> **Exercise**: Copy out the records below word for word, keeping every line of every record. Leave out the pictures.

> **Data shown**:
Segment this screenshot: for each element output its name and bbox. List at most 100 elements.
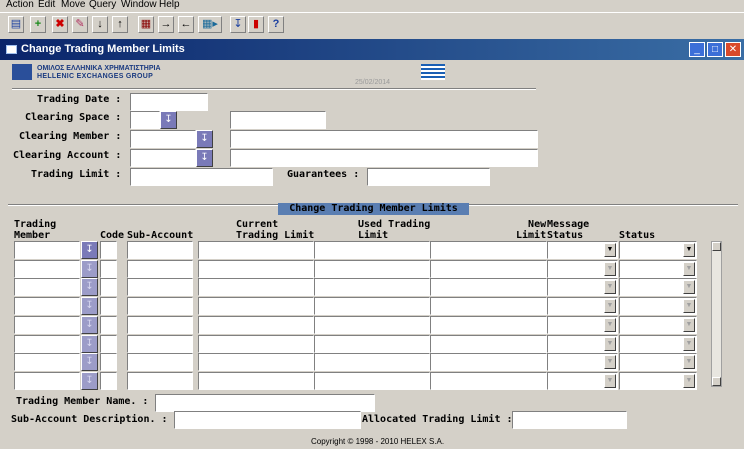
- status-dropdown[interactable]: ▼: [683, 373, 695, 388]
- code-cell[interactable]: [100, 241, 117, 259]
- used-trading-limit-cell[interactable]: [314, 259, 430, 278]
- trading-member-lov-button[interactable]: ↧: [81, 371, 98, 390]
- close-button[interactable]: ✕: [725, 42, 741, 57]
- status-dropdown[interactable]: ▼: [683, 336, 695, 351]
- trading-member-lov-button[interactable]: ↧: [81, 315, 98, 334]
- trading-member-cell[interactable]: [14, 315, 80, 334]
- menu-help[interactable]: Help: [159, 0, 180, 10]
- code-cell[interactable]: [100, 259, 117, 278]
- used-trading-limit-cell[interactable]: [314, 315, 430, 334]
- current-trading-limit-cell[interactable]: [198, 334, 314, 353]
- current-trading-limit-cell[interactable]: [198, 353, 314, 372]
- trading-member-cell[interactable]: [14, 241, 80, 259]
- next-block-icon[interactable]: →: [158, 16, 174, 33]
- status-dropdown[interactable]: ▼: [683, 280, 695, 295]
- trading-limit-field[interactable]: [130, 168, 273, 186]
- message-status-dropdown[interactable]: ▼: [604, 336, 616, 351]
- used-trading-limit-cell[interactable]: [314, 241, 430, 259]
- status-dropdown[interactable]: ▼: [683, 317, 695, 332]
- menu-action[interactable]: Action: [6, 0, 34, 10]
- new-limit-cell[interactable]: [430, 371, 547, 390]
- trading-member-lov-button[interactable]: ↧: [81, 334, 98, 353]
- clearing-member-name-field[interactable]: [230, 130, 538, 148]
- save-icon[interactable]: ▤: [8, 16, 24, 33]
- sub-account-cell[interactable]: [127, 353, 193, 372]
- message-status-dropdown[interactable]: ▼: [604, 299, 616, 314]
- menu-query[interactable]: Query: [89, 0, 116, 10]
- sub-account-cell[interactable]: [127, 334, 193, 353]
- current-trading-limit-cell[interactable]: [198, 315, 314, 334]
- clearing-space-field[interactable]: [130, 111, 160, 129]
- new-limit-cell[interactable]: [430, 353, 547, 372]
- trading-member-lov-button[interactable]: ↧: [81, 297, 98, 316]
- next-record-icon[interactable]: ↓: [92, 16, 108, 33]
- clearing-account-lov-button[interactable]: ↧: [196, 149, 213, 167]
- used-trading-limit-cell[interactable]: [314, 334, 430, 353]
- new-limit-cell[interactable]: [430, 259, 547, 278]
- maximize-button[interactable]: □: [707, 42, 723, 57]
- menu-edit[interactable]: Edit: [38, 0, 55, 10]
- menu-move[interactable]: Move: [61, 0, 85, 10]
- trading-member-lov-button[interactable]: ↧: [81, 241, 98, 259]
- message-status-dropdown[interactable]: ▼: [604, 317, 616, 332]
- sub-account-description-field[interactable]: [174, 411, 361, 429]
- trading-member-cell[interactable]: [14, 278, 80, 297]
- clearing-member-field[interactable]: [130, 130, 196, 148]
- trading-member-lov-button[interactable]: ↧: [81, 353, 98, 372]
- status-dropdown[interactable]: ▼: [683, 299, 695, 314]
- new-limit-cell[interactable]: [430, 278, 547, 297]
- trading-date-field[interactable]: [130, 93, 208, 111]
- clearing-account-name-field[interactable]: [230, 149, 538, 167]
- previous-block-icon[interactable]: ←: [178, 16, 194, 33]
- sub-account-cell[interactable]: [127, 315, 193, 334]
- message-status-dropdown[interactable]: ▼: [604, 243, 616, 257]
- trading-member-cell[interactable]: [14, 353, 80, 372]
- code-cell[interactable]: [100, 353, 117, 372]
- clearing-member-lov-button[interactable]: ↧: [196, 130, 213, 148]
- scroll-down-button[interactable]: [712, 377, 721, 386]
- used-trading-limit-cell[interactable]: [314, 353, 430, 372]
- code-cell[interactable]: [100, 334, 117, 353]
- menu-window[interactable]: Window: [121, 0, 157, 10]
- trading-member-name-field[interactable]: [155, 394, 375, 412]
- scroll-up-button[interactable]: [712, 242, 721, 251]
- new-limit-cell[interactable]: [430, 297, 547, 316]
- minimize-button[interactable]: _: [689, 42, 705, 57]
- current-trading-limit-cell[interactable]: [198, 278, 314, 297]
- sub-account-cell[interactable]: [127, 278, 193, 297]
- trading-member-cell[interactable]: [14, 297, 80, 316]
- guarantees-field[interactable]: [367, 168, 490, 186]
- trading-member-cell[interactable]: [14, 371, 80, 390]
- execute-query-icon[interactable]: ▦▸: [198, 16, 222, 33]
- sub-account-cell[interactable]: [127, 297, 193, 316]
- code-cell[interactable]: [100, 278, 117, 297]
- new-limit-cell[interactable]: [430, 241, 547, 259]
- trading-member-cell[interactable]: [14, 259, 80, 278]
- message-status-dropdown[interactable]: ▼: [604, 355, 616, 370]
- help-icon[interactable]: ?: [268, 16, 284, 33]
- enter-query-icon[interactable]: ▦: [138, 16, 154, 33]
- current-trading-limit-cell[interactable]: [198, 371, 314, 390]
- allocated-trading-limit-field[interactable]: [512, 411, 627, 429]
- trading-member-lov-button[interactable]: ↧: [81, 259, 98, 278]
- delete-record-icon[interactable]: ✖: [52, 16, 68, 33]
- status-dropdown[interactable]: ▼: [683, 261, 695, 276]
- grid-scrollbar[interactable]: [711, 241, 722, 387]
- new-limit-cell[interactable]: [430, 334, 547, 353]
- status-dropdown[interactable]: ▼: [683, 355, 695, 370]
- clearing-space-description-field[interactable]: [230, 111, 326, 129]
- clearing-space-lov-button[interactable]: ↧: [160, 111, 177, 129]
- previous-record-icon[interactable]: ↑: [112, 16, 128, 33]
- current-trading-limit-cell[interactable]: [198, 259, 314, 278]
- message-status-dropdown[interactable]: ▼: [604, 373, 616, 388]
- used-trading-limit-cell[interactable]: [314, 297, 430, 316]
- clearing-account-field[interactable]: [130, 149, 196, 167]
- trading-member-lov-button[interactable]: ↧: [81, 278, 98, 297]
- code-cell[interactable]: [100, 315, 117, 334]
- code-cell[interactable]: [100, 371, 117, 390]
- clear-icon[interactable]: ✎: [72, 16, 88, 33]
- used-trading-limit-cell[interactable]: [314, 371, 430, 390]
- sub-account-cell[interactable]: [127, 241, 193, 259]
- message-status-dropdown[interactable]: ▼: [604, 280, 616, 295]
- message-status-dropdown[interactable]: ▼: [604, 261, 616, 276]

> **Solution to this problem**:
Segment this screenshot: for each element output its name and bbox. List at most 100 elements.
- status-dropdown[interactable]: ▼: [683, 373, 695, 388]
- code-cell[interactable]: [100, 241, 117, 259]
- used-trading-limit-cell[interactable]: [314, 259, 430, 278]
- trading-member-lov-button[interactable]: ↧: [81, 371, 98, 390]
- close-button[interactable]: ✕: [725, 42, 741, 57]
- status-dropdown[interactable]: ▼: [683, 336, 695, 351]
- trading-member-lov-button[interactable]: ↧: [81, 315, 98, 334]
- trading-member-cell[interactable]: [14, 315, 80, 334]
- menu-help[interactable]: Help: [159, 0, 180, 10]
- code-cell[interactable]: [100, 259, 117, 278]
- used-trading-limit-cell[interactable]: [314, 315, 430, 334]
- current-trading-limit-cell[interactable]: [198, 334, 314, 353]
- current-trading-limit-cell[interactable]: [198, 353, 314, 372]
- trading-member-cell[interactable]: [14, 241, 80, 259]
- next-block-icon[interactable]: →: [158, 16, 174, 33]
- status-dropdown[interactable]: ▼: [683, 280, 695, 295]
- trading-limit-field[interactable]: [130, 168, 273, 186]
- message-status-dropdown[interactable]: ▼: [604, 336, 616, 351]
- used-trading-limit-cell[interactable]: [314, 241, 430, 259]
- status-dropdown[interactable]: ▼: [683, 317, 695, 332]
- menu-action[interactable]: Action: [6, 0, 34, 10]
- new-limit-cell[interactable]: [430, 371, 547, 390]
- trading-member-lov-button[interactable]: ↧: [81, 334, 98, 353]
- clearing-member-name-field[interactable]: [230, 130, 538, 148]
- save-icon[interactable]: ▤: [8, 16, 24, 33]
- sub-account-cell[interactable]: [127, 353, 193, 372]
- message-status-dropdown[interactable]: ▼: [604, 299, 616, 314]
- menu-query[interactable]: Query: [89, 0, 116, 10]
- sub-account-cell[interactable]: [127, 334, 193, 353]
- current-trading-limit-cell[interactable]: [198, 315, 314, 334]
- clearing-space-field[interactable]: [130, 111, 160, 129]
- new-limit-cell[interactable]: [430, 353, 547, 372]
- trading-member-lov-button[interactable]: ↧: [81, 297, 98, 316]
- next-record-icon[interactable]: ↓: [92, 16, 108, 33]
- clearing-account-lov-button[interactable]: ↧: [196, 149, 213, 167]
- used-trading-limit-cell[interactable]: [314, 334, 430, 353]
- new-limit-cell[interactable]: [430, 259, 547, 278]
- maximize-button[interactable]: □: [707, 42, 723, 57]
- menu-edit[interactable]: Edit: [38, 0, 55, 10]
- menu-move[interactable]: Move: [61, 0, 85, 10]
- trading-member-lov-button[interactable]: ↧: [81, 241, 98, 259]
- message-status-dropdown[interactable]: ▼: [604, 317, 616, 332]
- sub-account-description-field[interactable]: [174, 411, 361, 429]
- trading-member-cell[interactable]: [14, 278, 80, 297]
- clearing-member-field[interactable]: [130, 130, 196, 148]
- trading-member-lov-button[interactable]: ↧: [81, 353, 98, 372]
- status-dropdown[interactable]: ▼: [683, 299, 695, 314]
- new-limit-cell[interactable]: [430, 278, 547, 297]
- trading-date-field[interactable]: [130, 93, 208, 111]
- clearing-account-name-field[interactable]: [230, 149, 538, 167]
- previous-block-icon[interactable]: ←: [178, 16, 194, 33]
- sub-account-cell[interactable]: [127, 315, 193, 334]
- message-status-dropdown[interactable]: ▼: [604, 243, 616, 257]
- trading-member-cell[interactable]: [14, 353, 80, 372]
- code-cell[interactable]: [100, 353, 117, 372]
- clearing-member-lov-button[interactable]: ↧: [196, 130, 213, 148]
- scroll-down-button[interactable]: [712, 377, 721, 386]
- used-trading-limit-cell[interactable]: [314, 353, 430, 372]
- code-cell[interactable]: [100, 334, 117, 353]
- menu-window[interactable]: Window: [121, 0, 157, 10]
- trading-member-name-field[interactable]: [155, 394, 375, 412]
- scroll-up-button[interactable]: [712, 242, 721, 251]
- new-limit-cell[interactable]: [430, 297, 547, 316]
- minimize-button[interactable]: _: [689, 42, 705, 57]
- current-trading-limit-cell[interactable]: [198, 278, 314, 297]
- sub-account-cell[interactable]: [127, 278, 193, 297]
- trading-member-cell[interactable]: [14, 297, 80, 316]
- guarantees-field[interactable]: [367, 168, 490, 186]
- trading-member-cell[interactable]: [14, 371, 80, 390]
- execute-query-icon[interactable]: ▦▸: [198, 16, 222, 33]
- sub-account-cell[interactable]: [127, 297, 193, 316]
- code-cell[interactable]: [100, 278, 117, 297]
- new-limit-cell[interactable]: [430, 241, 547, 259]
- trading-member-cell[interactable]: [14, 259, 80, 278]
- message-status-dropdown[interactable]: ▼: [604, 355, 616, 370]
- help-icon[interactable]: ?: [268, 16, 284, 33]
- enter-query-icon[interactable]: ▦: [138, 16, 154, 33]
- current-trading-limit-cell[interactable]: [198, 371, 314, 390]
- allocated-trading-limit-field[interactable]: [512, 411, 627, 429]
- trading-member-lov-button[interactable]: ↧: [81, 259, 98, 278]
- delete-record-icon[interactable]: ✖: [52, 16, 68, 33]
- status-dropdown[interactable]: ▼: [683, 261, 695, 276]
- grid-scrollbar[interactable]: [711, 241, 722, 387]
- new-limit-cell[interactable]: [430, 334, 547, 353]
- status-dropdown[interactable]: ▼: [683, 355, 695, 370]
- clearing-space-description-field[interactable]: [230, 111, 326, 129]
- clearing-space-lov-button[interactable]: ↧: [160, 111, 177, 129]
- previous-record-icon[interactable]: ↑: [112, 16, 128, 33]
- current-trading-limit-cell[interactable]: [198, 259, 314, 278]
- message-status-dropdown[interactable]: ▼: [604, 373, 616, 388]
- used-trading-limit-cell[interactable]: [314, 297, 430, 316]
- clearing-account-field[interactable]: [130, 149, 196, 167]
- trading-member-lov-button[interactable]: ↧: [81, 278, 98, 297]
- code-cell[interactable]: [100, 315, 117, 334]
- code-cell[interactable]: [100, 371, 117, 390]
- clear-icon[interactable]: ✎: [72, 16, 88, 33]
- used-trading-limit-cell[interactable]: [314, 371, 430, 390]
- sub-account-cell[interactable]: [127, 241, 193, 259]
- message-status-dropdown[interactable]: ▼: [604, 280, 616, 295]
- message-status-dropdown[interactable]: ▼: [604, 261, 616, 276]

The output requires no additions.